(Exercise goal)
Write out only the lines from the line that holds "What's the underlying" to the end of the listing below, inclusive, with the pictures omitted.
### Available records ###
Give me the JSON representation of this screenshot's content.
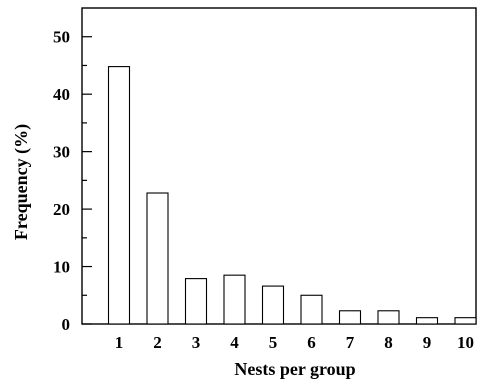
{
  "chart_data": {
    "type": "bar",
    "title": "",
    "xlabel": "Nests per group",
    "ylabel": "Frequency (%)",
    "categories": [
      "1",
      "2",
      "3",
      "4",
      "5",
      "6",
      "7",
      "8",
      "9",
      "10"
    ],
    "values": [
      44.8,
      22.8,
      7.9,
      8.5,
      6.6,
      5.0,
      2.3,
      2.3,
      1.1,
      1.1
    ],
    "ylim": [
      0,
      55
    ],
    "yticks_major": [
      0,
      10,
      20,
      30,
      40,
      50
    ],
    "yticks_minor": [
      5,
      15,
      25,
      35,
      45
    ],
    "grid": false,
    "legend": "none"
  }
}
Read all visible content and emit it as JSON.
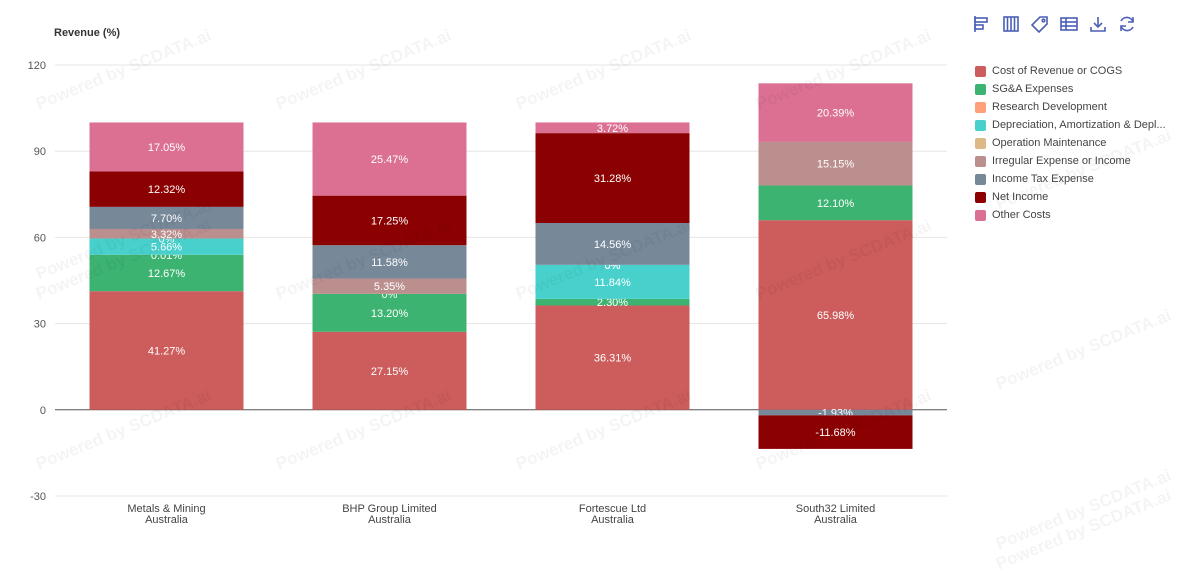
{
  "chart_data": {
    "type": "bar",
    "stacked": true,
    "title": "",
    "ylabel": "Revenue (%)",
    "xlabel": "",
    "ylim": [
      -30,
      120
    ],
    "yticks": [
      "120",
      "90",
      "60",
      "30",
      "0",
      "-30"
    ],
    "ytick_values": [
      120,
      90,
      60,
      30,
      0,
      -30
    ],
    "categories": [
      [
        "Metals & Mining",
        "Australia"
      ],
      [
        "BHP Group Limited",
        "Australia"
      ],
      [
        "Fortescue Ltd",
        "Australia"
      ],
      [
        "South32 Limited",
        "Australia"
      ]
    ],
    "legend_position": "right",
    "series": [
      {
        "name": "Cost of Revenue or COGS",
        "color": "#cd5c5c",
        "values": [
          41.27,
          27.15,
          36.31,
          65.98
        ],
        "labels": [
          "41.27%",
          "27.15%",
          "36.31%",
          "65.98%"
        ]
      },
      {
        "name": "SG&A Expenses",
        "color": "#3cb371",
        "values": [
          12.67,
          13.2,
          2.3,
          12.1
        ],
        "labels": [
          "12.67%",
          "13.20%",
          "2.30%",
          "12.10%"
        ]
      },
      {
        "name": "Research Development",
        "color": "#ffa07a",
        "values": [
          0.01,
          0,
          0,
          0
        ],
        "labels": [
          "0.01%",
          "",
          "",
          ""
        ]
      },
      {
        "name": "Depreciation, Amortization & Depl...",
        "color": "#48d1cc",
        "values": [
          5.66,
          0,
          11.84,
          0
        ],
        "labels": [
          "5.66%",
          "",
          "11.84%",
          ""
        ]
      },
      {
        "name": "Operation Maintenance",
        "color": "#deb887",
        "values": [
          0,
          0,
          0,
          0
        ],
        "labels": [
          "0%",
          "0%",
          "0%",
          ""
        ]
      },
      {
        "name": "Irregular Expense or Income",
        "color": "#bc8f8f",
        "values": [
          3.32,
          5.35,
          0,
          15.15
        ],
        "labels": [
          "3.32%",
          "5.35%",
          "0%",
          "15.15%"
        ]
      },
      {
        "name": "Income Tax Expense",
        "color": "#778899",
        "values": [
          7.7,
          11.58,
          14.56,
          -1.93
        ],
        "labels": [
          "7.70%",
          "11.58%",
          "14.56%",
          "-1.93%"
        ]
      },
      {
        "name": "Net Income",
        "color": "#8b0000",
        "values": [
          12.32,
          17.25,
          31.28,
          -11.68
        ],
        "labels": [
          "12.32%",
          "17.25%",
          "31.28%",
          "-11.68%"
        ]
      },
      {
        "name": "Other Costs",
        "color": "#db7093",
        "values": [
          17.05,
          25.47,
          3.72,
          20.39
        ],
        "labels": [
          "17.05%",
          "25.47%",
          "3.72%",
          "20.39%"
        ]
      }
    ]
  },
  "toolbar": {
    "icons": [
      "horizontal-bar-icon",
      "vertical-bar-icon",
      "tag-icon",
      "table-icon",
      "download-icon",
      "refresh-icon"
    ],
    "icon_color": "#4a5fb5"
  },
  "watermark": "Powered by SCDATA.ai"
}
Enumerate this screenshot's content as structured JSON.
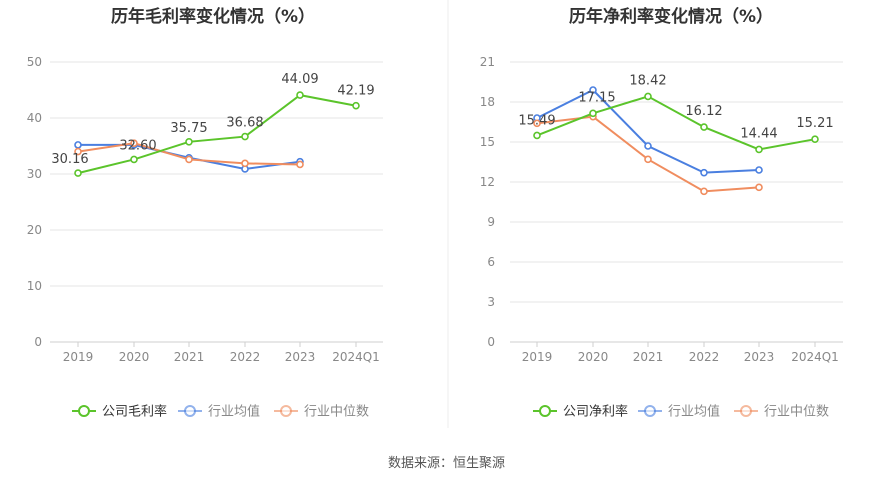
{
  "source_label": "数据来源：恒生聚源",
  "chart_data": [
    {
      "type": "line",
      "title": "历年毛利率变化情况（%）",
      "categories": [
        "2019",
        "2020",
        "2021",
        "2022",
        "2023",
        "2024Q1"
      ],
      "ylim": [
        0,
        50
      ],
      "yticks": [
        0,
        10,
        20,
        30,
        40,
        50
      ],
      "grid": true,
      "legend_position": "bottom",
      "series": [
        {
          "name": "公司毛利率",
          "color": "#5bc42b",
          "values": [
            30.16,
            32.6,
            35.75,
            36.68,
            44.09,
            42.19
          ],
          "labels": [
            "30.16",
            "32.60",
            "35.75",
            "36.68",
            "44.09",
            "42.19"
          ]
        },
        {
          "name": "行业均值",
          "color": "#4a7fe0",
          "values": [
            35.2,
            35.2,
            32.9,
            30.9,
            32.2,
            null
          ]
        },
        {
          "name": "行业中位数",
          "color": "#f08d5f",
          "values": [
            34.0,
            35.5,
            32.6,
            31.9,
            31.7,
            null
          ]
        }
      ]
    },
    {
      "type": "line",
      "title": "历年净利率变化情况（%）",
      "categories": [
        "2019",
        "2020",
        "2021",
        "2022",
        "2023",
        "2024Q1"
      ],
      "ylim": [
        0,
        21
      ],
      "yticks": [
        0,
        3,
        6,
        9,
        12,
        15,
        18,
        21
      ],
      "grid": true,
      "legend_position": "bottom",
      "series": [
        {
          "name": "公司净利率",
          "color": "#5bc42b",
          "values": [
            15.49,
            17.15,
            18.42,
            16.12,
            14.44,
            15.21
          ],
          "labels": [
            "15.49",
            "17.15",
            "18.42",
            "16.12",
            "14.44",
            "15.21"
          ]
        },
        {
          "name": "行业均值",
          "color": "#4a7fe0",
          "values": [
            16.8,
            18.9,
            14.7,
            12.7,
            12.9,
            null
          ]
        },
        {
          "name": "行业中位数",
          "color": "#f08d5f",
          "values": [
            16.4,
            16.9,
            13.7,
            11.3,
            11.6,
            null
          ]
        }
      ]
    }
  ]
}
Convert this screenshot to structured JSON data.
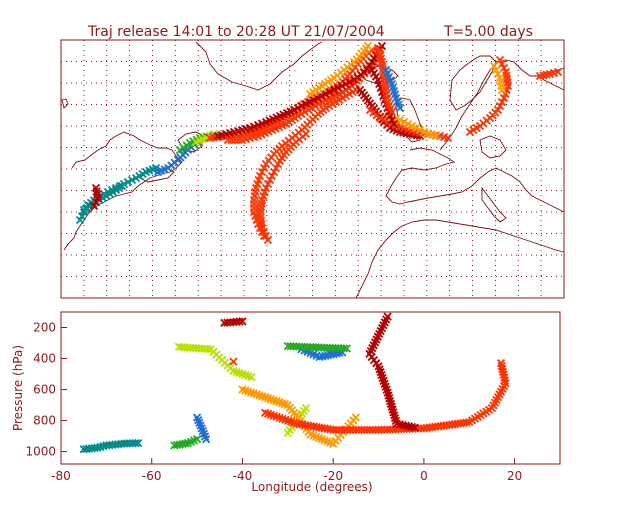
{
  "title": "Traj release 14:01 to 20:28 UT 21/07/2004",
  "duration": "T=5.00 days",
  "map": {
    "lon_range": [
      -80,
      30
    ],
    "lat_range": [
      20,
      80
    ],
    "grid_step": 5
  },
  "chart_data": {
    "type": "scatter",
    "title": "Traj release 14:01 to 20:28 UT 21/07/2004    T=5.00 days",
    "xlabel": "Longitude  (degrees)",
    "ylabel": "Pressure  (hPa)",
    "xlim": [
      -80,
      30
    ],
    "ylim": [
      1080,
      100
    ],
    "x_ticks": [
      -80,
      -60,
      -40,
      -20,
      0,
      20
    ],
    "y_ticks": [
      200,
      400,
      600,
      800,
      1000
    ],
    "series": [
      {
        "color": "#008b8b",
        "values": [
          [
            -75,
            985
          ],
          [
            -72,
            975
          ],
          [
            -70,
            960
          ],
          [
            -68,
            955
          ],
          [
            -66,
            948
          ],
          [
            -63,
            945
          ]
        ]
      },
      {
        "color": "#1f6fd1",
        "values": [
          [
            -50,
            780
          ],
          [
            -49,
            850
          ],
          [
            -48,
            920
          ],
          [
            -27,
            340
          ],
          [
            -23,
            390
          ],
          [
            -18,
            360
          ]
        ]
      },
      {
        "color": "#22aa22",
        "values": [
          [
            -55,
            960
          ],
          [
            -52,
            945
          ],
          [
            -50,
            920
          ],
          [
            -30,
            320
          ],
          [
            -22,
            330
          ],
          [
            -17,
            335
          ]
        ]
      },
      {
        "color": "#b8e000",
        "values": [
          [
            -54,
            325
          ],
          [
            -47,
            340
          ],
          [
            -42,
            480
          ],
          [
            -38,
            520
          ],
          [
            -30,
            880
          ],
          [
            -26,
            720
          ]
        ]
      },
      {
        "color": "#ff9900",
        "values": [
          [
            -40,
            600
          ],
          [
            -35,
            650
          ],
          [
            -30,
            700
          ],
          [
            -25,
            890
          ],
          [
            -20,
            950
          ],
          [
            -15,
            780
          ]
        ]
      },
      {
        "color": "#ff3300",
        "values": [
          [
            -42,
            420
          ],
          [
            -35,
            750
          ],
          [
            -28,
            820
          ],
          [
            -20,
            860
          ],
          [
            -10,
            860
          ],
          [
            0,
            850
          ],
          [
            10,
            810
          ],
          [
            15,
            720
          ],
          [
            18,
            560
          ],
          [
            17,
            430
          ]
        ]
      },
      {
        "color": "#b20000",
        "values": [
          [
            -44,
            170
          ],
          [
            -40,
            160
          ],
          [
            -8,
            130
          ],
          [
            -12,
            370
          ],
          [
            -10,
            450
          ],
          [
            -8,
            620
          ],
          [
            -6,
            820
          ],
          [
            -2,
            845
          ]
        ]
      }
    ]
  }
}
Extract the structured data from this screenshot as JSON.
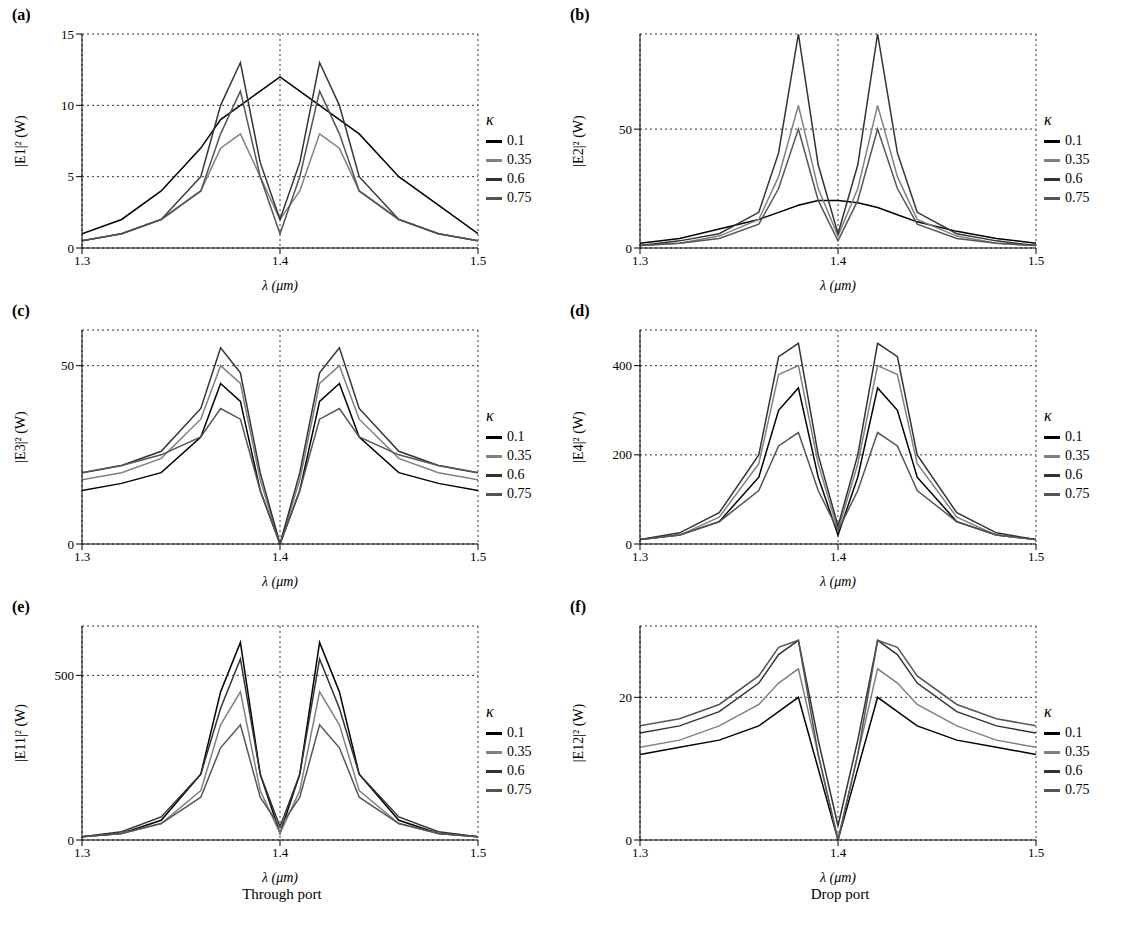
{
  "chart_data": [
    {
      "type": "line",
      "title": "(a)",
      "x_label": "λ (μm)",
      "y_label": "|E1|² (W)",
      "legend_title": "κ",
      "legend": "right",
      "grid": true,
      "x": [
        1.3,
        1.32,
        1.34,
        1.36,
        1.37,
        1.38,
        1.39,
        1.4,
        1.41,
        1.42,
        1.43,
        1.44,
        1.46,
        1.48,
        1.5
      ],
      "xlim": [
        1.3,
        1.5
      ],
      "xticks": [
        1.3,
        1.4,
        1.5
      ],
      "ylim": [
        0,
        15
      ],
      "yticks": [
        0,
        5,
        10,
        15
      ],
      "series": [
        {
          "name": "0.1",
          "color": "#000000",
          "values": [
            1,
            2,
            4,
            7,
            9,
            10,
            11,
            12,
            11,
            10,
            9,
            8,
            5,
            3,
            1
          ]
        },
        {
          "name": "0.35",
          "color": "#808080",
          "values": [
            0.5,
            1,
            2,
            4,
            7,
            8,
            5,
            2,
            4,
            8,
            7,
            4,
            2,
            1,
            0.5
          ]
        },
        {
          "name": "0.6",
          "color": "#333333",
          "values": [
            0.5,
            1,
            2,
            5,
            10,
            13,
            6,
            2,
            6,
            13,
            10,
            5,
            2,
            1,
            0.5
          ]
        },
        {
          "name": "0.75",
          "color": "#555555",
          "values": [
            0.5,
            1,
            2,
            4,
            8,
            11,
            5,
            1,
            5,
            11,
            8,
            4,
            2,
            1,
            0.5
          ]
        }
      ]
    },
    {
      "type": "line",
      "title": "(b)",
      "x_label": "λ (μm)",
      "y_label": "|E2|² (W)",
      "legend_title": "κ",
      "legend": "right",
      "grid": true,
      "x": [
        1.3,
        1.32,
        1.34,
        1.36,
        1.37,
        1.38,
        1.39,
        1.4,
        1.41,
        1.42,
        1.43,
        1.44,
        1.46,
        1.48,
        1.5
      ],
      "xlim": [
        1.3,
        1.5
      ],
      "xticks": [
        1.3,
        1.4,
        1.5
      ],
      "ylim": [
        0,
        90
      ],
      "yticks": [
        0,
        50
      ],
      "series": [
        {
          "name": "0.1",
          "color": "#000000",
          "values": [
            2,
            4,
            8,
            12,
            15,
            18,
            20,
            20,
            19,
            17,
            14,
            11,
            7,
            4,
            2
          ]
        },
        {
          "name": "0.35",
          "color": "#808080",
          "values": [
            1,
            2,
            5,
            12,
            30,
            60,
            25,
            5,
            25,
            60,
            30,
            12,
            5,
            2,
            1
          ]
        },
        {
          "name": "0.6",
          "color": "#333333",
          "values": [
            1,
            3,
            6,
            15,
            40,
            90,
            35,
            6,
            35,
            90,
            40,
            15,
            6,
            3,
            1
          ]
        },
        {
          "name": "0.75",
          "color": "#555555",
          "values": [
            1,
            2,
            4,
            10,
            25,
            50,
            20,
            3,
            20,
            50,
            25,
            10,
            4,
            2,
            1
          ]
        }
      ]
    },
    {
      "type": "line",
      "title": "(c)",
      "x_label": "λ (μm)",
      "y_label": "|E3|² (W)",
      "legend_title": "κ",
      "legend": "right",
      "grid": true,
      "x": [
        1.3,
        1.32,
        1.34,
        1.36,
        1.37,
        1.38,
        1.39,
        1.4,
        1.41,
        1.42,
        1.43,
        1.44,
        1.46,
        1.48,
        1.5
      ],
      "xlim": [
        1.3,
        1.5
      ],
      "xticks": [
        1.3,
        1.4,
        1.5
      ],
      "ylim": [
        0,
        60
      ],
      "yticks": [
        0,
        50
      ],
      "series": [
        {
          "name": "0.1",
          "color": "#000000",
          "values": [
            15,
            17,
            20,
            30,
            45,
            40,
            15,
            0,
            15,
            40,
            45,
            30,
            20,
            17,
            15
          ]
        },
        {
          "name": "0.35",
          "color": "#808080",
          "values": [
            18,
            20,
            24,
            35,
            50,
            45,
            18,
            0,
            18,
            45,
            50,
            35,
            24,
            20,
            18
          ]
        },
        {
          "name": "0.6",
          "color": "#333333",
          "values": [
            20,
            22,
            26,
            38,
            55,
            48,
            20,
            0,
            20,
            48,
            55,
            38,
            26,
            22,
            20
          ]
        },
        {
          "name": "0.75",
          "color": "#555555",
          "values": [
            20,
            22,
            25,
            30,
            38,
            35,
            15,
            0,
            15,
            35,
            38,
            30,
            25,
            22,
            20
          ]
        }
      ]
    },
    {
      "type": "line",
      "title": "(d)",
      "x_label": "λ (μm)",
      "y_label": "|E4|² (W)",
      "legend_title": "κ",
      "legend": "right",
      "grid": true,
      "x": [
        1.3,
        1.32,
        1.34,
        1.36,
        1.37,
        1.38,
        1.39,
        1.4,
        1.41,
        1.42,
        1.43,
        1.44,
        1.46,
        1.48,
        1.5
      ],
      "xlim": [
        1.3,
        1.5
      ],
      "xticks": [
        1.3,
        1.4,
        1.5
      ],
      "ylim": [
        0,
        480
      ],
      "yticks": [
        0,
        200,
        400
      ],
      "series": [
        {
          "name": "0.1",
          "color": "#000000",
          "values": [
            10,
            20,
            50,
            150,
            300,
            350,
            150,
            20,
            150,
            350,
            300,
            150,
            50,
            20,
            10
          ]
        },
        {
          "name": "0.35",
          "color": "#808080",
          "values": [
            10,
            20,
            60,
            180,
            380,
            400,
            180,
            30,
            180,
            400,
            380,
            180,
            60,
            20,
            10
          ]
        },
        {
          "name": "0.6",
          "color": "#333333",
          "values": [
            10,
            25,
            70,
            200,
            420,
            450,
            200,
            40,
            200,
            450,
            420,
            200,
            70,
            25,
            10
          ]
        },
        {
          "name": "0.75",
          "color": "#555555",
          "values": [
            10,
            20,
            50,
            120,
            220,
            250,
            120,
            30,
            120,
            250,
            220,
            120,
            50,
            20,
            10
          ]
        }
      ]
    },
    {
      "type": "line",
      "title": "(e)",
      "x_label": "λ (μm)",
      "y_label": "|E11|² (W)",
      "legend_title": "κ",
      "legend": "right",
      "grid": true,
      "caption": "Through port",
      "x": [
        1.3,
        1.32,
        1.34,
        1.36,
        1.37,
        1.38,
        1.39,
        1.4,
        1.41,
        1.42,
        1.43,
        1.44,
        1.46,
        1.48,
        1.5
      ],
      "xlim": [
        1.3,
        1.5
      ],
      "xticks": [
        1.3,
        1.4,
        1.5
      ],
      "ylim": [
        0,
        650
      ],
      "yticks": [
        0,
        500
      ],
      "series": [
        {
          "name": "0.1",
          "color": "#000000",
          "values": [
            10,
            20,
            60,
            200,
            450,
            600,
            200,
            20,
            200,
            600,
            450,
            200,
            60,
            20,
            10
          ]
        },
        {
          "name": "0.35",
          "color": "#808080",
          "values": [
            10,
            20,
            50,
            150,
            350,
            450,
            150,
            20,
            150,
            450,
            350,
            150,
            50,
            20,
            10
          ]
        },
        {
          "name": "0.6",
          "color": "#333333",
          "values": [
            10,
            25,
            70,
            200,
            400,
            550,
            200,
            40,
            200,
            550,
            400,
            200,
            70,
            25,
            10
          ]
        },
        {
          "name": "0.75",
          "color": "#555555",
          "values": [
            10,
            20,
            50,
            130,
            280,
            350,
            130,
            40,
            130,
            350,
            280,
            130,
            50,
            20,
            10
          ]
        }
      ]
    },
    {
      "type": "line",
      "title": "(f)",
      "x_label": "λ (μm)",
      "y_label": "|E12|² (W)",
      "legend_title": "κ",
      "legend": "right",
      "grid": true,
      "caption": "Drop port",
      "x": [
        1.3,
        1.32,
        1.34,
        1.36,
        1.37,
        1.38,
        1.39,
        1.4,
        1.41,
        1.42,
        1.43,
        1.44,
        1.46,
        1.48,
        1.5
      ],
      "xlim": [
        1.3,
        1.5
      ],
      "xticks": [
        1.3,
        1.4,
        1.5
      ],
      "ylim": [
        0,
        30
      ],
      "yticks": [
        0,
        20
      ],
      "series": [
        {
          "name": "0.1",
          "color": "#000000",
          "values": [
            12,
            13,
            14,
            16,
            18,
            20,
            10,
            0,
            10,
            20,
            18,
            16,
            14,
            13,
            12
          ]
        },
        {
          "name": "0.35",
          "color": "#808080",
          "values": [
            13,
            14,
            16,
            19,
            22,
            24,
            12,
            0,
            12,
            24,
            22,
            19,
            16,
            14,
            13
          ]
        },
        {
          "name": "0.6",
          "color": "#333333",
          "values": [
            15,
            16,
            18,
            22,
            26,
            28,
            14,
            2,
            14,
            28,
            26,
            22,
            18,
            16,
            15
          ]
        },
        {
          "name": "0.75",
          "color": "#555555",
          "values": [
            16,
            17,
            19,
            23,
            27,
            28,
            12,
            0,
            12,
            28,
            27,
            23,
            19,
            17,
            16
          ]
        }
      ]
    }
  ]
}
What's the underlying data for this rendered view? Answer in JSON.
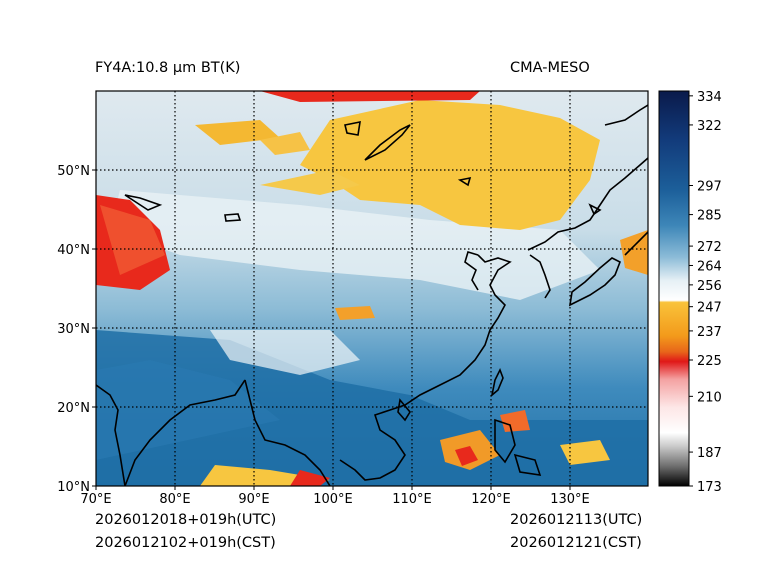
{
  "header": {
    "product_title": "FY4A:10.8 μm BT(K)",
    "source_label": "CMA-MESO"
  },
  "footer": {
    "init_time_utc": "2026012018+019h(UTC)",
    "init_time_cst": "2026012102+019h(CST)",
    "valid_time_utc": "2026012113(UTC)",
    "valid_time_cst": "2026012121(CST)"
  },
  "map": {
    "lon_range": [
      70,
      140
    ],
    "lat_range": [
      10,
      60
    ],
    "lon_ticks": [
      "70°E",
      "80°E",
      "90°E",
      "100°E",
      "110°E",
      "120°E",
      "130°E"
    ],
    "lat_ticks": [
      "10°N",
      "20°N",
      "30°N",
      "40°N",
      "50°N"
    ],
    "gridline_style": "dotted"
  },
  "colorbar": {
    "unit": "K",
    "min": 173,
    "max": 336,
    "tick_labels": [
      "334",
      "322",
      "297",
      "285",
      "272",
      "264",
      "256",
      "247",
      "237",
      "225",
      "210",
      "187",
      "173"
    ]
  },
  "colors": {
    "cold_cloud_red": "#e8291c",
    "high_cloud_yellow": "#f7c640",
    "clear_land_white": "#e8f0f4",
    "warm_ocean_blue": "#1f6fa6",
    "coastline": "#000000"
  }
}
###
(Answer to this task)
What's the underlying data for this rendered view? Answer in JSON.
{
  "header": {
    "product_title": "FY4A:10.8 μm BT(K)",
    "source_label": "CMA-MESO"
  },
  "footer": {
    "init_time_utc": "2026012018+019h(UTC)",
    "init_time_cst": "2026012102+019h(CST)",
    "valid_time_utc": "2026012113(UTC)",
    "valid_time_cst": "2026012121(CST)"
  },
  "map": {
    "lon_range": [
      70,
      140
    ],
    "lat_range": [
      10,
      60
    ],
    "lon_ticks": [
      "70°E",
      "80°E",
      "90°E",
      "100°E",
      "110°E",
      "120°E",
      "130°E"
    ],
    "lat_ticks": [
      "10°N",
      "20°N",
      "30°N",
      "40°N",
      "50°N"
    ],
    "gridline_style": "dotted"
  },
  "colorbar": {
    "unit": "K",
    "min": 173,
    "max": 336,
    "tick_labels": [
      "334",
      "322",
      "297",
      "285",
      "272",
      "264",
      "256",
      "247",
      "237",
      "225",
      "210",
      "187",
      "173"
    ]
  },
  "colors": {
    "cold_cloud_red": "#e8291c",
    "high_cloud_yellow": "#f7c640",
    "clear_land_white": "#e8f0f4",
    "warm_ocean_blue": "#1f6fa6",
    "coastline": "#000000"
  }
}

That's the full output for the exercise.